[Bounding box entries]

--

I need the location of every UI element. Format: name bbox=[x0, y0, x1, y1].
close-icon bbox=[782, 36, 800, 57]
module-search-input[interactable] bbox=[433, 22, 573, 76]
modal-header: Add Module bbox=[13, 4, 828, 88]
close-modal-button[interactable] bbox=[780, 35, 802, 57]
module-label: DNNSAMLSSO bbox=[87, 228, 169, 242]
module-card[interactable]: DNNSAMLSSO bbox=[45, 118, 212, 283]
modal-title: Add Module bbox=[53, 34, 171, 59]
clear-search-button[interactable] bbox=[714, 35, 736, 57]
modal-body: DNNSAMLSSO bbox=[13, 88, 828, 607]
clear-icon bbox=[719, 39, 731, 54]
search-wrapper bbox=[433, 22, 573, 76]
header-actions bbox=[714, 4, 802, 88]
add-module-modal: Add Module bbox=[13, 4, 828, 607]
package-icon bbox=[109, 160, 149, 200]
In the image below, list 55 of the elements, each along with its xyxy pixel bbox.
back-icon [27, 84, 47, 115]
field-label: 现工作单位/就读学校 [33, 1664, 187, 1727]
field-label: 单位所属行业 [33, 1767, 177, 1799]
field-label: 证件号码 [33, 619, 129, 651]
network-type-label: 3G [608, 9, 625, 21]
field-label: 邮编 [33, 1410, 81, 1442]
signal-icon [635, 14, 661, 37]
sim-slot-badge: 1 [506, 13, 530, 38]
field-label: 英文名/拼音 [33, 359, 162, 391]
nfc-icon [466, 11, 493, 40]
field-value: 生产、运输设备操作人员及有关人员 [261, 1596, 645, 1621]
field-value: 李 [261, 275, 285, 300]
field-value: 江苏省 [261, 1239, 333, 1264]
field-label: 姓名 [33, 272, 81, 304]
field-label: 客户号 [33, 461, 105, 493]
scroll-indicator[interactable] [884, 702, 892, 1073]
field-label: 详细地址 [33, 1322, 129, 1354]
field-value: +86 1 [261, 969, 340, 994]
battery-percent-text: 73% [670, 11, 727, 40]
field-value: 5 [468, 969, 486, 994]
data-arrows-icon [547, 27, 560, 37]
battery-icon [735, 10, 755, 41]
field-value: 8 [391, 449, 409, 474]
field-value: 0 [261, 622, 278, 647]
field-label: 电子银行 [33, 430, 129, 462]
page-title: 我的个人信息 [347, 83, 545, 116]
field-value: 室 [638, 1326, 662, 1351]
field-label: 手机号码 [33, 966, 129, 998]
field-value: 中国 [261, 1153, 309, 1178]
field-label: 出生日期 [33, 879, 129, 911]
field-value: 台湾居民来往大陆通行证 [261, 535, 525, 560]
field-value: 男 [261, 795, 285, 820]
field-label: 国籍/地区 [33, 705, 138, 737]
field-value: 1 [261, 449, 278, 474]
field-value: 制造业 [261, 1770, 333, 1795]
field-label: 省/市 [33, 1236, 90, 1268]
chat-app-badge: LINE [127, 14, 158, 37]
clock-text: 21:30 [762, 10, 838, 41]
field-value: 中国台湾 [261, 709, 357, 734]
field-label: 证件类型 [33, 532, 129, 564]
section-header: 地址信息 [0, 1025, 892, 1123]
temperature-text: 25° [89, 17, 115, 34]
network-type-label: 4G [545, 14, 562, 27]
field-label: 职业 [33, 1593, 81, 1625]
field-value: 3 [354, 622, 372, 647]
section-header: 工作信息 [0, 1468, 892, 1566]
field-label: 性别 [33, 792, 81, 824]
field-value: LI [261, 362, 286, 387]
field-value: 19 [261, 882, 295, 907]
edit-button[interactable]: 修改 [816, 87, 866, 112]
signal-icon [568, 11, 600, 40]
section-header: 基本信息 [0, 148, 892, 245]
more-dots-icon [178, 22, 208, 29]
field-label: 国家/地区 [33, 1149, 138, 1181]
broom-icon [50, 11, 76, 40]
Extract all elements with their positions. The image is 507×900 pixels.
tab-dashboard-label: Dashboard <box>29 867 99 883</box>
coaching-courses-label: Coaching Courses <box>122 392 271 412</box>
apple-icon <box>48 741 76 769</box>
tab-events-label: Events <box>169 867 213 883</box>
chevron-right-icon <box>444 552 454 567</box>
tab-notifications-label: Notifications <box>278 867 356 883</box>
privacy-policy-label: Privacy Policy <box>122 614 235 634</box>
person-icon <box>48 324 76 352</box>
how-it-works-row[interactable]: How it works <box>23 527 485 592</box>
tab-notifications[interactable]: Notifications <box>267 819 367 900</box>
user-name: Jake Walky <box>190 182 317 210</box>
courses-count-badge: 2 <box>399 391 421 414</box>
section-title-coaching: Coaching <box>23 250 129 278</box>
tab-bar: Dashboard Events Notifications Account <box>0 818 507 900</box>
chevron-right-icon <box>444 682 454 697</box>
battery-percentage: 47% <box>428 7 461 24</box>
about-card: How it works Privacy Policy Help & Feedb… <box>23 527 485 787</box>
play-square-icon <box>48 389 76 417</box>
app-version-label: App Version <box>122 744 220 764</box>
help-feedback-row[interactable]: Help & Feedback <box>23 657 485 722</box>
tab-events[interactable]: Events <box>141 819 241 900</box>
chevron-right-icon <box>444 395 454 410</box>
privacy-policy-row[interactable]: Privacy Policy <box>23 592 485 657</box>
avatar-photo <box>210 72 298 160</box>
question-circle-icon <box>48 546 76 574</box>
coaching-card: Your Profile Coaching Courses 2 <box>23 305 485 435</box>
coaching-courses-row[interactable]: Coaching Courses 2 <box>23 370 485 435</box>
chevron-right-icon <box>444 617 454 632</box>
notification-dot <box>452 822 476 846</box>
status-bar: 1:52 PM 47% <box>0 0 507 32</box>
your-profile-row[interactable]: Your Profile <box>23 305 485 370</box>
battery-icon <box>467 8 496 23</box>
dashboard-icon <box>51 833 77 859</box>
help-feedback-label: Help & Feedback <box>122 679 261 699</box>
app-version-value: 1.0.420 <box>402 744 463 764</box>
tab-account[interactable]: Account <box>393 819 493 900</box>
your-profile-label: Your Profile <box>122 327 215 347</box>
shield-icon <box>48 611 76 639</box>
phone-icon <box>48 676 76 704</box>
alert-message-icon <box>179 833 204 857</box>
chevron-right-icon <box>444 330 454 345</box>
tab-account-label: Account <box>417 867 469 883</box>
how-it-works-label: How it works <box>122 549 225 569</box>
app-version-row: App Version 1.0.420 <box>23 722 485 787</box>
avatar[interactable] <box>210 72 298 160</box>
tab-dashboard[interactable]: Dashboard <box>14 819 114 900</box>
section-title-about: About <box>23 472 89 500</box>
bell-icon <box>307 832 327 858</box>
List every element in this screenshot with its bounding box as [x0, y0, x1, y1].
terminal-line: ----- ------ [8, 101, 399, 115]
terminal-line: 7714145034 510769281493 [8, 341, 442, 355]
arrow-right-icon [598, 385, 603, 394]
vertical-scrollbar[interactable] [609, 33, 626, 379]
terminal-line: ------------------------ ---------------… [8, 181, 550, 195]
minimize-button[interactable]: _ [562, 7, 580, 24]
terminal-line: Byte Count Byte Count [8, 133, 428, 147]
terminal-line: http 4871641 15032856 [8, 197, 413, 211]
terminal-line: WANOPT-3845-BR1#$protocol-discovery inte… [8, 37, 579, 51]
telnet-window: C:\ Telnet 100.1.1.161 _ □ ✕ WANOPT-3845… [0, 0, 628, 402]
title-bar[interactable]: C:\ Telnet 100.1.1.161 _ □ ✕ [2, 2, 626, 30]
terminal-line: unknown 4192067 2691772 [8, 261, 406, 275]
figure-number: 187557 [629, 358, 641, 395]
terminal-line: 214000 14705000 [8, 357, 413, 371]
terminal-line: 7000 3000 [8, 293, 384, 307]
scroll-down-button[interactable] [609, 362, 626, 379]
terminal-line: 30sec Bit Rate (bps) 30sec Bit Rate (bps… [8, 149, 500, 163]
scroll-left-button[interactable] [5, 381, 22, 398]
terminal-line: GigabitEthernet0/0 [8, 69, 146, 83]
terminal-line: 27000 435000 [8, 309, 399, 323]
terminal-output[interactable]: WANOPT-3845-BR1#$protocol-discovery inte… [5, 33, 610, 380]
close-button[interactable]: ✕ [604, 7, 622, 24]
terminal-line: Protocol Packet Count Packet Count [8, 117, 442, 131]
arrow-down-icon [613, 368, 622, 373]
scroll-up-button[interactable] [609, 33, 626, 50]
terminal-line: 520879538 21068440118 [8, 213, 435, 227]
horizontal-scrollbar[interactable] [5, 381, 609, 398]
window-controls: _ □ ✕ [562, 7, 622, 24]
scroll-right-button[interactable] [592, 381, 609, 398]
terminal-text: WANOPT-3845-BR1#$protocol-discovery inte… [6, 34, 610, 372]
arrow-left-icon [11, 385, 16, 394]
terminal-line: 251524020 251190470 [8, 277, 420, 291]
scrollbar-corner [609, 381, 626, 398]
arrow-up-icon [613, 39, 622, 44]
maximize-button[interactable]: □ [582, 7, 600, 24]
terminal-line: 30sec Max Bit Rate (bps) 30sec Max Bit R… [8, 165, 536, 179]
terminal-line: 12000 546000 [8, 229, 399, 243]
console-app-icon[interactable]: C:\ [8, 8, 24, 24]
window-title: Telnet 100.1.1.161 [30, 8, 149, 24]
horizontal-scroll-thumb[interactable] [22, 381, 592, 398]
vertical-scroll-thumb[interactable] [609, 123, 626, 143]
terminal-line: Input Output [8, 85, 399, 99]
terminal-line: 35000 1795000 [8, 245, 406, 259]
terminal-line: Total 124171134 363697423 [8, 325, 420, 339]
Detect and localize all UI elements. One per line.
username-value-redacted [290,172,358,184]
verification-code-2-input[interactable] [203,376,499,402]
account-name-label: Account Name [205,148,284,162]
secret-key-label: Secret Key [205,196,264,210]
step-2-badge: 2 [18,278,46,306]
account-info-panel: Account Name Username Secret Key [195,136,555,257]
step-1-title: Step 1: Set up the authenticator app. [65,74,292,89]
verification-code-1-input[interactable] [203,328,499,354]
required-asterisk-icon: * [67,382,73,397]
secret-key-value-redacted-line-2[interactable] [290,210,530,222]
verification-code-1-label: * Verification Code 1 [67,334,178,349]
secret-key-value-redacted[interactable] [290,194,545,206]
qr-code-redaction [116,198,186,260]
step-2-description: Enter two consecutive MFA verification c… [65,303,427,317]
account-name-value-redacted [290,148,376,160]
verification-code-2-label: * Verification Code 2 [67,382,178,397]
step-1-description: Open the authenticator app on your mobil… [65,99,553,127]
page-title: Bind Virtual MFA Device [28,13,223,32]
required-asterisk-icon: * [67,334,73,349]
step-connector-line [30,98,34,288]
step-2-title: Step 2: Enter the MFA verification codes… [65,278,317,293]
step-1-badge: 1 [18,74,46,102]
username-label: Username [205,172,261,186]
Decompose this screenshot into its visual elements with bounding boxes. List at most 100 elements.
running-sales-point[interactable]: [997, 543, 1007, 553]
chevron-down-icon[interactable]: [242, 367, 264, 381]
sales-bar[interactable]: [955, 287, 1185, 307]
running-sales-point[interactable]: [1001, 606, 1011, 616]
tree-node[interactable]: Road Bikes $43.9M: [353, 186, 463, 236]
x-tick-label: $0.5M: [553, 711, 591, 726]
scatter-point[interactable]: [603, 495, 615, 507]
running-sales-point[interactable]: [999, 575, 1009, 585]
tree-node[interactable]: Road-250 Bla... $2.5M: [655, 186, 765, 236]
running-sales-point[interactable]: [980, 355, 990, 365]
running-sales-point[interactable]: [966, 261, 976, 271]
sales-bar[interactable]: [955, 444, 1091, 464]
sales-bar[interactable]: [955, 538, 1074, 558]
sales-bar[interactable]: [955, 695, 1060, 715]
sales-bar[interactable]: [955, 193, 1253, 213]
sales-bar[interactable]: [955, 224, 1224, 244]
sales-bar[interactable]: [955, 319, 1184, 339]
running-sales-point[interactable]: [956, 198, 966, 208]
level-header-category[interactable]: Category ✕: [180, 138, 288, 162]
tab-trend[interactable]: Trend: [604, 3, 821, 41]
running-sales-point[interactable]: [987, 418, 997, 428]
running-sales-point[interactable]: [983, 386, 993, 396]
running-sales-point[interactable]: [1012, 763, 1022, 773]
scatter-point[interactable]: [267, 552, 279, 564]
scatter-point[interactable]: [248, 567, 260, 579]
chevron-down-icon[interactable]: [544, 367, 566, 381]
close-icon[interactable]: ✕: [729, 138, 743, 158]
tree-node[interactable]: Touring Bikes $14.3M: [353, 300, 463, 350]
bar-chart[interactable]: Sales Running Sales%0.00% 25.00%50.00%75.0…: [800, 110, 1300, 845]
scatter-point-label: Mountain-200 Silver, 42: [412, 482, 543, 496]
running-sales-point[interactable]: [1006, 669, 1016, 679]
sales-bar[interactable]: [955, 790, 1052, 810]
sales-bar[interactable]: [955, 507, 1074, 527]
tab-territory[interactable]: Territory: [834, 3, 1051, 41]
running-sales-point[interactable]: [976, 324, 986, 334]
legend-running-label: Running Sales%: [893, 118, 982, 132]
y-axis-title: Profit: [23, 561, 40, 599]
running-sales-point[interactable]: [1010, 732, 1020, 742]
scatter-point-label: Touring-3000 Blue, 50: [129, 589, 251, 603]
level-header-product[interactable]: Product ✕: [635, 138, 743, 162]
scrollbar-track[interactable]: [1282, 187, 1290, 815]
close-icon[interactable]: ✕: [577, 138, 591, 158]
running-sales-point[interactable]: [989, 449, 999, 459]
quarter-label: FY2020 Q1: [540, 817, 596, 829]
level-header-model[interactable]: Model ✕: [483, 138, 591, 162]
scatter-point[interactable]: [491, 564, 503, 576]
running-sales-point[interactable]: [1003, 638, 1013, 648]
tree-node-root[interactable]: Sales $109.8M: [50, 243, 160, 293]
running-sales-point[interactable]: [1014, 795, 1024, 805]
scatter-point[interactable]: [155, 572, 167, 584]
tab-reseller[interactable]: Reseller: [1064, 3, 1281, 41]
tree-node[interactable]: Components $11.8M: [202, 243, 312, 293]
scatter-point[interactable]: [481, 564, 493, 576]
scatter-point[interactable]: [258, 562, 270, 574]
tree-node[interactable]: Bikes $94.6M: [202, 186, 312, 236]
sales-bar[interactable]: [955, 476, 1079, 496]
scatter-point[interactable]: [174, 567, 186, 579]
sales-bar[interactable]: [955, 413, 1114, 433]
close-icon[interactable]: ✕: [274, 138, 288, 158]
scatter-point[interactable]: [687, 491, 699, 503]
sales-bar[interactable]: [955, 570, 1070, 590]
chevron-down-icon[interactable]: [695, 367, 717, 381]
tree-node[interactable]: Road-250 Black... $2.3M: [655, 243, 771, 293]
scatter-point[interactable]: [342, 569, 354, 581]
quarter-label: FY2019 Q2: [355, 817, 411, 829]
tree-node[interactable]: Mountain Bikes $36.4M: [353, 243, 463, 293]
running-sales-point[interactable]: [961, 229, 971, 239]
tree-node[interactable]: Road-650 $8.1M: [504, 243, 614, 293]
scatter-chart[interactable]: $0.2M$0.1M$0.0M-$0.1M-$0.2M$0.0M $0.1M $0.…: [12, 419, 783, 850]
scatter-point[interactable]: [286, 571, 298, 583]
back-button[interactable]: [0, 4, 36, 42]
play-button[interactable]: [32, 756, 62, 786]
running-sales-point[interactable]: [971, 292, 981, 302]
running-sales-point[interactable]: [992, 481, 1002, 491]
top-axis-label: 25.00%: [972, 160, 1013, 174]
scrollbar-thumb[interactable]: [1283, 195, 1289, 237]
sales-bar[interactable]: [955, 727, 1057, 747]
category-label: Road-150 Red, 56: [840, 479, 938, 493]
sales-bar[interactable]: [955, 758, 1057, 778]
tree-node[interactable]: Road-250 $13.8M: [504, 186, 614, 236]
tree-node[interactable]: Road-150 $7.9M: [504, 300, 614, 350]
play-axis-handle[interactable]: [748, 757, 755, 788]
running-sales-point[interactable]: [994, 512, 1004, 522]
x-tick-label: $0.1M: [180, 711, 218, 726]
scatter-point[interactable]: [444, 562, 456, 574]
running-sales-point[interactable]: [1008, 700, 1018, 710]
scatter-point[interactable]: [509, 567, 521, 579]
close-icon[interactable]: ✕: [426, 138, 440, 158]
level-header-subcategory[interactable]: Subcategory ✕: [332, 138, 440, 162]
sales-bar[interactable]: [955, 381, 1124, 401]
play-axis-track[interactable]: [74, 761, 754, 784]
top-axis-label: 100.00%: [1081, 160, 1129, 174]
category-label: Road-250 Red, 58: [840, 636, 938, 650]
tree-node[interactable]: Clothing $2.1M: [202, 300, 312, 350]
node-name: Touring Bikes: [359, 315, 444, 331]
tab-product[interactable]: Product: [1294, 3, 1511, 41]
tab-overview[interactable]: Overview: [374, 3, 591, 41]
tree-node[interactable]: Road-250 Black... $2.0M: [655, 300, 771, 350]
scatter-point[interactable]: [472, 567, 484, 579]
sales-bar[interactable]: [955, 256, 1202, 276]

--

*Your goal*.
Reproduce the listing word for word, from its first line through the line holding "field-label: 手机号码 [33, 966, 129, 998]", with both of those lines included.

*Result for this task*.
I need the location of every UI element. Format: name bbox=[x0, y0, x1, y1].
close-icon bbox=[782, 36, 800, 57]
module-search-input[interactable] bbox=[433, 22, 573, 76]
modal-header: Add Module bbox=[13, 4, 828, 88]
close-modal-button[interactable] bbox=[780, 35, 802, 57]
module-label: DNNSAMLSSO bbox=[87, 228, 169, 242]
module-card[interactable]: DNNSAMLSSO bbox=[45, 118, 212, 283]
modal-title: Add Module bbox=[53, 34, 171, 59]
clear-search-button[interactable] bbox=[714, 35, 736, 57]
modal-body: DNNSAMLSSO bbox=[13, 88, 828, 607]
clear-icon bbox=[719, 39, 731, 54]
search-wrapper bbox=[433, 22, 573, 76]
header-actions bbox=[714, 4, 802, 88]
add-module-modal: Add Module bbox=[13, 4, 828, 607]
package-icon bbox=[109, 160, 149, 200]
In the image below, list 55 of the elements, each along with its xyxy pixel bbox.
back-icon [27, 84, 47, 115]
field-label: 现工作单位/就读学校 [33, 1664, 187, 1727]
field-label: 单位所属行业 [33, 1767, 177, 1799]
field-label: 证件号码 [33, 619, 129, 651]
network-type-label: 3G [608, 9, 625, 21]
field-label: 邮编 [33, 1410, 81, 1442]
signal-icon [635, 14, 661, 37]
sim-slot-badge: 1 [506, 13, 530, 38]
field-label: 英文名/拼音 [33, 359, 162, 391]
nfc-icon [466, 11, 493, 40]
field-value: 生产、运输设备操作人员及有关人员 [261, 1596, 645, 1621]
field-value: 李 [261, 275, 285, 300]
field-value: 江苏省 [261, 1239, 333, 1264]
field-label: 姓名 [33, 272, 81, 304]
field-label: 客户号 [33, 461, 105, 493]
scroll-indicator[interactable] [884, 702, 892, 1073]
field-label: 详细地址 [33, 1322, 129, 1354]
field-value: +86 1 [261, 969, 340, 994]
battery-percent-text: 73% [670, 11, 727, 40]
field-value: 5 [468, 969, 486, 994]
data-arrows-icon [547, 27, 560, 37]
battery-icon [735, 10, 755, 41]
field-value: 8 [391, 449, 409, 474]
field-value: 0 [261, 622, 278, 647]
field-label: 电子银行 [33, 430, 129, 462]
page-title: 我的个人信息 [347, 83, 545, 116]
field-value: 室 [638, 1326, 662, 1351]
field-label: 手机号码 [33, 966, 129, 998]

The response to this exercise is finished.